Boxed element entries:
════════════════════

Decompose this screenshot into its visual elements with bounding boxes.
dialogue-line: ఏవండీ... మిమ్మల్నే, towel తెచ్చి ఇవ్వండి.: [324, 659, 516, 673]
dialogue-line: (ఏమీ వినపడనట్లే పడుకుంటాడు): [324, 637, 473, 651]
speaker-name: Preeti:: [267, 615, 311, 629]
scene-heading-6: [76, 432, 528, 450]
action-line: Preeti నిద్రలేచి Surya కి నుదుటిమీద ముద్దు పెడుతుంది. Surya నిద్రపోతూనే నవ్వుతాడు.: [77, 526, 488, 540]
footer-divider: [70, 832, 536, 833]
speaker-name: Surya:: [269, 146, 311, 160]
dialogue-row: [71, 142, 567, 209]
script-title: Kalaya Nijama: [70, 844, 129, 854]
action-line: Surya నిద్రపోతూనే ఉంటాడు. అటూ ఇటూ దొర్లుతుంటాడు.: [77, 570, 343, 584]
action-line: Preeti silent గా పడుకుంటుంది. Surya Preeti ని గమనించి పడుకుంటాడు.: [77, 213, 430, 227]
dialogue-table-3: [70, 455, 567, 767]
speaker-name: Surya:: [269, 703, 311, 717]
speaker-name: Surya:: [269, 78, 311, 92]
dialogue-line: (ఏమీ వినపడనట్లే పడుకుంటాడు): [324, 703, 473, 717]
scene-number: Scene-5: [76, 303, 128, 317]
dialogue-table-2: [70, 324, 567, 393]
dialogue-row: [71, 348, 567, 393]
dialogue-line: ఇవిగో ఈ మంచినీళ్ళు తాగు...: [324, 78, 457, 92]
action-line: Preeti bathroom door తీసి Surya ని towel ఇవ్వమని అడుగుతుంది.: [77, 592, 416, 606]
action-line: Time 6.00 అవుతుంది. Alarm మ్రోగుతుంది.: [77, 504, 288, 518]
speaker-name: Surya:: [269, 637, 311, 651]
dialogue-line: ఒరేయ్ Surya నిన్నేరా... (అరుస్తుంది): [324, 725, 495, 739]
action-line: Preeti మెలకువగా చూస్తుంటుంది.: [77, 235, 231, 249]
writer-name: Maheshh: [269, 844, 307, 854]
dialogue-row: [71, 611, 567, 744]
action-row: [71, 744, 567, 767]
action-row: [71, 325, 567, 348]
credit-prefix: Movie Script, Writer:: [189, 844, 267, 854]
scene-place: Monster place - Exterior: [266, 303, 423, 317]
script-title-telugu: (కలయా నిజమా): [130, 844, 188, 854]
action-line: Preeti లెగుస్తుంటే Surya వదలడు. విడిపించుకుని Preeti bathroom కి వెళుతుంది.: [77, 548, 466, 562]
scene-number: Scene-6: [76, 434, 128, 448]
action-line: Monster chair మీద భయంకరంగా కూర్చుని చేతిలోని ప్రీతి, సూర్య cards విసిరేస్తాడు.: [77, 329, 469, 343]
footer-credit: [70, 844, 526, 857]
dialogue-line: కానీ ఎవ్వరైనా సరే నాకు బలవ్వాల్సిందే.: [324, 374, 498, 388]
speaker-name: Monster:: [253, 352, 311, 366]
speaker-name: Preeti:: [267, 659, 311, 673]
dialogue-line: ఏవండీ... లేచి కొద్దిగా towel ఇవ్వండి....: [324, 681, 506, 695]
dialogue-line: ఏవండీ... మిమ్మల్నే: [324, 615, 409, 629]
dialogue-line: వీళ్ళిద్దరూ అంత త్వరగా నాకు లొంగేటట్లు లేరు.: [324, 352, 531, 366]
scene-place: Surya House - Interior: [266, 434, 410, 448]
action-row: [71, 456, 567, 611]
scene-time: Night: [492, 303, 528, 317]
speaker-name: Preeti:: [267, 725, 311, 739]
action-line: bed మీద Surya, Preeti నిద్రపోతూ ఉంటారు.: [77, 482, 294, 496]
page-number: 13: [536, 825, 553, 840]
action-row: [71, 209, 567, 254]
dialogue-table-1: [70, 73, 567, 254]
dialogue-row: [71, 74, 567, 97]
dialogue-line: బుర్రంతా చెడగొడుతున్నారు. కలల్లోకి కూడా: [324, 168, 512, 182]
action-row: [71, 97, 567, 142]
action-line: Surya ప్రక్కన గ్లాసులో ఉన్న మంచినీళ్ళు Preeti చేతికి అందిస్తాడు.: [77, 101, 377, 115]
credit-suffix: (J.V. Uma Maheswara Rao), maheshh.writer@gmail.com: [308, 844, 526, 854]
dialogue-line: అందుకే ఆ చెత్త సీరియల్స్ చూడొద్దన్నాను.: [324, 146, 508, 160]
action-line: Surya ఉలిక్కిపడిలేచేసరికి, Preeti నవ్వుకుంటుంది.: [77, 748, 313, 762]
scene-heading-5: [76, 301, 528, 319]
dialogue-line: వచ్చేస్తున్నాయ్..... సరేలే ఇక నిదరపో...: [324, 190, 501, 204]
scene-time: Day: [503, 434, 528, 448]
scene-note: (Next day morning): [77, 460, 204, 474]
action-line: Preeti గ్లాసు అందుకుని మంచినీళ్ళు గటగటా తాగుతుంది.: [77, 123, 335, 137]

════════════════════

Which lines of the material contain the string "scene"? Extract each one.

scene-heading-6: [76, 432, 528, 450]
scene-number: Scene-5: [76, 303, 128, 317]
scene-place: Monster place - Exterior: [266, 303, 423, 317]
scene-number: Scene-6: [76, 434, 128, 448]
scene-place: Surya House - Interior: [266, 434, 410, 448]
scene-time: Night: [492, 303, 528, 317]
scene-heading-5: [76, 301, 528, 319]
scene-time: Day: [503, 434, 528, 448]
scene-note: (Next day morning): [77, 460, 204, 474]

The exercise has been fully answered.